— Start of Data for the task —

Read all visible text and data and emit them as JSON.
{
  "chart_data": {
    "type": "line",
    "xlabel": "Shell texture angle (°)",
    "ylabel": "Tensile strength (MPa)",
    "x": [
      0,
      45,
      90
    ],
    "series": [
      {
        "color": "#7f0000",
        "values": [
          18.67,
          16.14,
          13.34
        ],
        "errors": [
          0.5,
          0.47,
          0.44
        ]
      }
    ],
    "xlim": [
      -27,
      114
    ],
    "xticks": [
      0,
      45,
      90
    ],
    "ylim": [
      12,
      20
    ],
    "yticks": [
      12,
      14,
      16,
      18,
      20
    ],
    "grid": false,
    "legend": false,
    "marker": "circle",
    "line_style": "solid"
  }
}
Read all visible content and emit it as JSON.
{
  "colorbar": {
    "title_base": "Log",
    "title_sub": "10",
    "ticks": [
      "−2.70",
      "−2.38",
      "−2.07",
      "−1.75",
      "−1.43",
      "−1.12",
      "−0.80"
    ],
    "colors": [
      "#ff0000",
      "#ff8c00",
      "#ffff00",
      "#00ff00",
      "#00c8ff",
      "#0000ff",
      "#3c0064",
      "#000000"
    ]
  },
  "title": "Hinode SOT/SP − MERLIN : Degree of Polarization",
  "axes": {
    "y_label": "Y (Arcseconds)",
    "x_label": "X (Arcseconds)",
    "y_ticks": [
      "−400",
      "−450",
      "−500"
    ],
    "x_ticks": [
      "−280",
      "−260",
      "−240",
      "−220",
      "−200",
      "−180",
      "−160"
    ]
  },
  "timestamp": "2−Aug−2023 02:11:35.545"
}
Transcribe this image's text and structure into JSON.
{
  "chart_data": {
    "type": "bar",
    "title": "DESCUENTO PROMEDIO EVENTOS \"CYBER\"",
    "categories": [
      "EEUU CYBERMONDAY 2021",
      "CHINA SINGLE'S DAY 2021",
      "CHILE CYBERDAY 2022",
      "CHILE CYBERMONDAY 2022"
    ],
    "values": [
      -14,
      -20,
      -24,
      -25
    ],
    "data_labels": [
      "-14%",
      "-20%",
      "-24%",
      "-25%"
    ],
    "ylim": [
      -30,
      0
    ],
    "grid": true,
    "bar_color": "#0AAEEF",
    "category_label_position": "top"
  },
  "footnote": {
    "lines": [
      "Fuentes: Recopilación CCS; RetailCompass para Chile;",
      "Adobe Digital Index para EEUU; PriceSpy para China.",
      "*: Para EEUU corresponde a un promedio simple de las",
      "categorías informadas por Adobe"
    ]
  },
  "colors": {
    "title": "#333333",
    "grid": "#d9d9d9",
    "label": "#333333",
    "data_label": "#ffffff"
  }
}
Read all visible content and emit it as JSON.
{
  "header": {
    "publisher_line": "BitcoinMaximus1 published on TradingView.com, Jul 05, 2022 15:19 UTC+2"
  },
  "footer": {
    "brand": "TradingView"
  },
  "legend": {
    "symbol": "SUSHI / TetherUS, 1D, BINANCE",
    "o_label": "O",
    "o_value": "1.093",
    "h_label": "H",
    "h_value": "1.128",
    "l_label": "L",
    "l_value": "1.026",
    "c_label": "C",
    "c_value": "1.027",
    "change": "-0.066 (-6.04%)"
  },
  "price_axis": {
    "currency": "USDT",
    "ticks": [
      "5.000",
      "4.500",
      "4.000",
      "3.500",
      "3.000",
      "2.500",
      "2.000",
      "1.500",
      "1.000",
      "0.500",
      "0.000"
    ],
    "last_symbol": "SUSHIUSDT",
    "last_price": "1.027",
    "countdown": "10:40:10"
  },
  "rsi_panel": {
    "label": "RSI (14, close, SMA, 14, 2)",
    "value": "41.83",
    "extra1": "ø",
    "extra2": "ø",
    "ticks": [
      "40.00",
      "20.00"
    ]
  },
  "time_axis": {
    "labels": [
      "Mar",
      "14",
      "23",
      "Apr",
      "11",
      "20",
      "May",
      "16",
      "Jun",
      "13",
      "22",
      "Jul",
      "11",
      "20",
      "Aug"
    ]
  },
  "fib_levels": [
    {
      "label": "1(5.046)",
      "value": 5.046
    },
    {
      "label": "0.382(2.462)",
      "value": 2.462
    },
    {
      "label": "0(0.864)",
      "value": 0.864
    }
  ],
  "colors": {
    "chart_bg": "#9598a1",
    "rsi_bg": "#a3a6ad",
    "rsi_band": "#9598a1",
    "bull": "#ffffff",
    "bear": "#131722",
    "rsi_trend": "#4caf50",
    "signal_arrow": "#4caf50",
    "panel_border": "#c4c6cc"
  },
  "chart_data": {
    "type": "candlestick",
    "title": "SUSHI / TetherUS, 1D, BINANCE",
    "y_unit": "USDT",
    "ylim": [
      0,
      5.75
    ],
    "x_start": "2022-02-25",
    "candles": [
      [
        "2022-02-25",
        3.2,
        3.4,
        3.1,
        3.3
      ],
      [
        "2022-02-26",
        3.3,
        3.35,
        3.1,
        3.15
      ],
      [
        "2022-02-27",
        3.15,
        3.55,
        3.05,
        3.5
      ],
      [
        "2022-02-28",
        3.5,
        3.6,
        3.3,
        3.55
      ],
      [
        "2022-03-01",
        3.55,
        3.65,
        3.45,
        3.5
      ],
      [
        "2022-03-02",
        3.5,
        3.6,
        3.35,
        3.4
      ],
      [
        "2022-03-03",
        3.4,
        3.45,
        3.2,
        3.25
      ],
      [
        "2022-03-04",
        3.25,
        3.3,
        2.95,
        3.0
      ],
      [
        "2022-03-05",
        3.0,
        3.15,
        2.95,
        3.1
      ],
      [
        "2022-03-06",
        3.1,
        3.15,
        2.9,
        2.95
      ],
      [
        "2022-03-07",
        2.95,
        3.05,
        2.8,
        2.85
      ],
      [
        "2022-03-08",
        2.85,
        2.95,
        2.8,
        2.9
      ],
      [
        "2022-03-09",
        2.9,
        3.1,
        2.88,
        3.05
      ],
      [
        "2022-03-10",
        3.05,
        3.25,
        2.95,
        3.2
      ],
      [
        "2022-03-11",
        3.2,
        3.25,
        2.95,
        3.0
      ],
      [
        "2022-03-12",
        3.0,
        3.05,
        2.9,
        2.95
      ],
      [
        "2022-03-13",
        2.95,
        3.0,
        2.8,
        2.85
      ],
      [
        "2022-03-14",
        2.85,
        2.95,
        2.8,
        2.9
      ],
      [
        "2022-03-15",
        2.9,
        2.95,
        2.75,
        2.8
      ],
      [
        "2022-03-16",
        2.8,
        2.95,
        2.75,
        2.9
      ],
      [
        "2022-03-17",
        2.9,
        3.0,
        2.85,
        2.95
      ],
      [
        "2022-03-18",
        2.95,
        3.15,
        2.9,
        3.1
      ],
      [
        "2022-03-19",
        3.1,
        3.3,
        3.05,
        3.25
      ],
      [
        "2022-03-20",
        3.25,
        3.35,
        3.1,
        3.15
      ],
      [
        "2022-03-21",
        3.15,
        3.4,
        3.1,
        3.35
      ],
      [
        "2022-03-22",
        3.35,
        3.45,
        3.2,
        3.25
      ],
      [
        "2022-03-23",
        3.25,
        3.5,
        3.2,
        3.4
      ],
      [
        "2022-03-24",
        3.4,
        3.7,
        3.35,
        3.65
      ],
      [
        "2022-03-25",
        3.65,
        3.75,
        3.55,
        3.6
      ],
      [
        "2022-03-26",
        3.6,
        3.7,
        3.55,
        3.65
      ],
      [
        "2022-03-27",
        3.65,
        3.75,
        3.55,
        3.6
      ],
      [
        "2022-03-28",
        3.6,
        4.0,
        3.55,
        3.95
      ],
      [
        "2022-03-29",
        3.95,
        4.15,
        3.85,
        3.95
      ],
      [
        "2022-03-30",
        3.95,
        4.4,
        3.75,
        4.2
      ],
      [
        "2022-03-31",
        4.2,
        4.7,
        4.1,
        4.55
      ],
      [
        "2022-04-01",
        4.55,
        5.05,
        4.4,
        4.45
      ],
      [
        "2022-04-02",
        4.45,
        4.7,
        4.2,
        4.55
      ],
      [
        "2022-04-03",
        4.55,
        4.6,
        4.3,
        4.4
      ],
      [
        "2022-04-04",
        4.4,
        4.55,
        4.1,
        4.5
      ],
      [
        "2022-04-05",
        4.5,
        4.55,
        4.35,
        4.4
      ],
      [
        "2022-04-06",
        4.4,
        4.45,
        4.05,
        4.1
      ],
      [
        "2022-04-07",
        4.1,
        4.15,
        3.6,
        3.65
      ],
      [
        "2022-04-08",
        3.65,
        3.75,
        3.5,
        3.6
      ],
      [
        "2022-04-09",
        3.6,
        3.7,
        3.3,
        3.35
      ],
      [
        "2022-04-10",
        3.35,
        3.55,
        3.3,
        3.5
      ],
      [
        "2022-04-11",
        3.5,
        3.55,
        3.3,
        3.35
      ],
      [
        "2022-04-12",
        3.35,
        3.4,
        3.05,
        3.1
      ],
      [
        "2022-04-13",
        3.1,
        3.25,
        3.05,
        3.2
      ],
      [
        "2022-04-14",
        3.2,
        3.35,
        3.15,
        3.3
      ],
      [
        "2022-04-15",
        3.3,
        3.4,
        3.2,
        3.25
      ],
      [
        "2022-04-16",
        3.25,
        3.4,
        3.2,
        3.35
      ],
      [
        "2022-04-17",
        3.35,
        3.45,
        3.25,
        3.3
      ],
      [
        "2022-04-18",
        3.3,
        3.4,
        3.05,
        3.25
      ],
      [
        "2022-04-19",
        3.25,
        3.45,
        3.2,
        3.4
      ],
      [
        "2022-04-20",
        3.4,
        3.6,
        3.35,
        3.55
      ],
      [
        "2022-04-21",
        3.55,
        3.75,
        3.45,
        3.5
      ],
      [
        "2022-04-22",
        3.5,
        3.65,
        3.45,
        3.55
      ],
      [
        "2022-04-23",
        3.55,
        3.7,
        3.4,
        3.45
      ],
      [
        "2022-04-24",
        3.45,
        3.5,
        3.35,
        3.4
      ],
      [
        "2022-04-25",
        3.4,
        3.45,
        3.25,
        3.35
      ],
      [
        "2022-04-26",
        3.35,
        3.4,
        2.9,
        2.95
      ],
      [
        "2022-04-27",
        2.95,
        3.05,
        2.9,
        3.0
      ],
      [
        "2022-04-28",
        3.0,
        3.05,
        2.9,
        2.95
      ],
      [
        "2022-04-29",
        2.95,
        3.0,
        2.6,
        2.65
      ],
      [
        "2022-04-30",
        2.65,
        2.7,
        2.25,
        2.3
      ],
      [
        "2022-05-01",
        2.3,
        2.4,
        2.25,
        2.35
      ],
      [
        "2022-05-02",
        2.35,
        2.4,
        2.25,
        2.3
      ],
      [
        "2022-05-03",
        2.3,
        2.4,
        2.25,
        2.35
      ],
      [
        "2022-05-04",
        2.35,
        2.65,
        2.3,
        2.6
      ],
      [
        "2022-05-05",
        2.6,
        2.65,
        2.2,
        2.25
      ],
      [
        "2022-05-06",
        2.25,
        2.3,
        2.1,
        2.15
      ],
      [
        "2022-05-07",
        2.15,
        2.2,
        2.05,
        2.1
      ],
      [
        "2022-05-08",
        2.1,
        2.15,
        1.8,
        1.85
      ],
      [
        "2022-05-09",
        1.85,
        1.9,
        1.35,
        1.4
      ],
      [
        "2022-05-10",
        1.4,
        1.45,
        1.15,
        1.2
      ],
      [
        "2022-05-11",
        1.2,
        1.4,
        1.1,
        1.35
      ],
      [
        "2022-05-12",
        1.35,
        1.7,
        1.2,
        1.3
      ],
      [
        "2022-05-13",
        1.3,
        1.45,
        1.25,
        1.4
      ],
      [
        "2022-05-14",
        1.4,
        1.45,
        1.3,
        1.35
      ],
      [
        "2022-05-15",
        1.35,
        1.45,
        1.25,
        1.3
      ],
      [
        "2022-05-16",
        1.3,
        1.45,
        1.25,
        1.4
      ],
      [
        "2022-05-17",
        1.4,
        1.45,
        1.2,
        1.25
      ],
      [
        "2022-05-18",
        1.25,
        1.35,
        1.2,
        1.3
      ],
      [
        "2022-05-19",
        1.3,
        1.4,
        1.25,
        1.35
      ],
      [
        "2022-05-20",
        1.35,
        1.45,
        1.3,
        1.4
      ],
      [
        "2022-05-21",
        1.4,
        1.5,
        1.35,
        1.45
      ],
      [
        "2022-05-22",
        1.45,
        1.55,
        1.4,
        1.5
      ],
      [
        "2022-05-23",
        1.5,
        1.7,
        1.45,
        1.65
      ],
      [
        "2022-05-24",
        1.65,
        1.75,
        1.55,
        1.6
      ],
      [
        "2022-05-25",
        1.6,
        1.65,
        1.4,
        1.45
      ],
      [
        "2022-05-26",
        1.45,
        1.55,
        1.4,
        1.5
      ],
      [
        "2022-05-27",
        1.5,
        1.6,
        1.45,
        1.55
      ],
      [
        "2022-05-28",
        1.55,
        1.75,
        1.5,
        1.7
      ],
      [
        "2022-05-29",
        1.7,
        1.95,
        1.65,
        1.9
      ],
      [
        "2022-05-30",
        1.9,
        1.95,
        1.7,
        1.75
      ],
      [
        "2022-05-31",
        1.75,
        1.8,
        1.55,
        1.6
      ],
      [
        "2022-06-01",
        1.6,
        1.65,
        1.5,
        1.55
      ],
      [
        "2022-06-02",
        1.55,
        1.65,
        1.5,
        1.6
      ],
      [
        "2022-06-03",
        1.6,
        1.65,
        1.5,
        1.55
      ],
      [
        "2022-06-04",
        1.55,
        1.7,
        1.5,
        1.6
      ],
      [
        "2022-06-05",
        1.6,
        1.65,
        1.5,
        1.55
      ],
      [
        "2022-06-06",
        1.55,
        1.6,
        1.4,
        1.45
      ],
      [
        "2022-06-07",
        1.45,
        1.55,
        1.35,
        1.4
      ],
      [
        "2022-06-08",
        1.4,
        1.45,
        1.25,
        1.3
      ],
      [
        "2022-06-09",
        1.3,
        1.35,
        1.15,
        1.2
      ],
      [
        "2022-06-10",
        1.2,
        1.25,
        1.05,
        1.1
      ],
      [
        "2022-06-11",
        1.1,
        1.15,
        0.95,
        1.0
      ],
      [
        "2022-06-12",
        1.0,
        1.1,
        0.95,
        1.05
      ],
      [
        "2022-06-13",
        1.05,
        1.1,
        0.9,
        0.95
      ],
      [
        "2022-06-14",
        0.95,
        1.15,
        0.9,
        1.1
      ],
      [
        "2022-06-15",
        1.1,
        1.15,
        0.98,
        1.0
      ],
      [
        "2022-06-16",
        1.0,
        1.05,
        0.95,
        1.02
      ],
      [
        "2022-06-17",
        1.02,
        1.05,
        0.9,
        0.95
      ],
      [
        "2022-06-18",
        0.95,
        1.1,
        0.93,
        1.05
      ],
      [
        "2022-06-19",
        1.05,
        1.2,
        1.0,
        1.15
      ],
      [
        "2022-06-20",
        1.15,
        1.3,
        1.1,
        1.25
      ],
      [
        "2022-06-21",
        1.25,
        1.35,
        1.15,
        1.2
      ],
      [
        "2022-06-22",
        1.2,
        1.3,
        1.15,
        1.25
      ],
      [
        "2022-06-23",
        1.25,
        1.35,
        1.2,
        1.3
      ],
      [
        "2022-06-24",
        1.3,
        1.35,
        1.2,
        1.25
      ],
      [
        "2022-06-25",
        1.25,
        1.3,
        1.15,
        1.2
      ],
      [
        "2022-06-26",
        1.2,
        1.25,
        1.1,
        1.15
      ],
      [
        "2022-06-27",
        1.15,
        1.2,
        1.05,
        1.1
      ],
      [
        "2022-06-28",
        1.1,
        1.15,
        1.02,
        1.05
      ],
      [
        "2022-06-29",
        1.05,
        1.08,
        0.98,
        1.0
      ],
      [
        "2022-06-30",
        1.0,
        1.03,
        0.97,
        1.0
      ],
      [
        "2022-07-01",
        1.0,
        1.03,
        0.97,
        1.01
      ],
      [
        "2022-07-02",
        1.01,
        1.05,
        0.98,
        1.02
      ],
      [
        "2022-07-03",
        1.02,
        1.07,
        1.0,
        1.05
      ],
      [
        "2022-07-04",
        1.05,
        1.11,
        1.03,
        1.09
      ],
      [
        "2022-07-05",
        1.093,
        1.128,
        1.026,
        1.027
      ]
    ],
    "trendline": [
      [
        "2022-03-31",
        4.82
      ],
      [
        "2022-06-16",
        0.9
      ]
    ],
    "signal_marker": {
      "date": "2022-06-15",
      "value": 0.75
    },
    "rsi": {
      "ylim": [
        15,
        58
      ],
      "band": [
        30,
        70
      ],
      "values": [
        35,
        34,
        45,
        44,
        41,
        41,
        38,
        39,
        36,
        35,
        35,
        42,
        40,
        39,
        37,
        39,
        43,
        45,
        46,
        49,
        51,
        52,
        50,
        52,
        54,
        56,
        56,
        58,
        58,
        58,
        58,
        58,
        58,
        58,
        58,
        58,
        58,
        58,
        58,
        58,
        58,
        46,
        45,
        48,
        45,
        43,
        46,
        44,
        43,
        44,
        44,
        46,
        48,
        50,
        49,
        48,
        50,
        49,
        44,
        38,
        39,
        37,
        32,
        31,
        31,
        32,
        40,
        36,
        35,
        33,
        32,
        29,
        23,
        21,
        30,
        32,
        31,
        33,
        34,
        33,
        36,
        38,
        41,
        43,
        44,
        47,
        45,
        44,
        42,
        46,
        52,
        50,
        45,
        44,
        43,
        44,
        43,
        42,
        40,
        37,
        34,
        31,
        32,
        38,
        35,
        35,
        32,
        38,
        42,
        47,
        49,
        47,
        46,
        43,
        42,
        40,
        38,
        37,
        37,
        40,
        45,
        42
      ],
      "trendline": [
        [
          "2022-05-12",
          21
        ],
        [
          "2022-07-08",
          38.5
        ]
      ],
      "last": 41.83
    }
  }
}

— End of Data for the task —

### Exercise aim
Using the entries above, return each line that includes the word "TetherUS".

### Output
    "symbol": "SUSHI / TetherUS, 1D, BINANCE",
    "title": "SUSHI / TetherUS, 1D, BINANCE",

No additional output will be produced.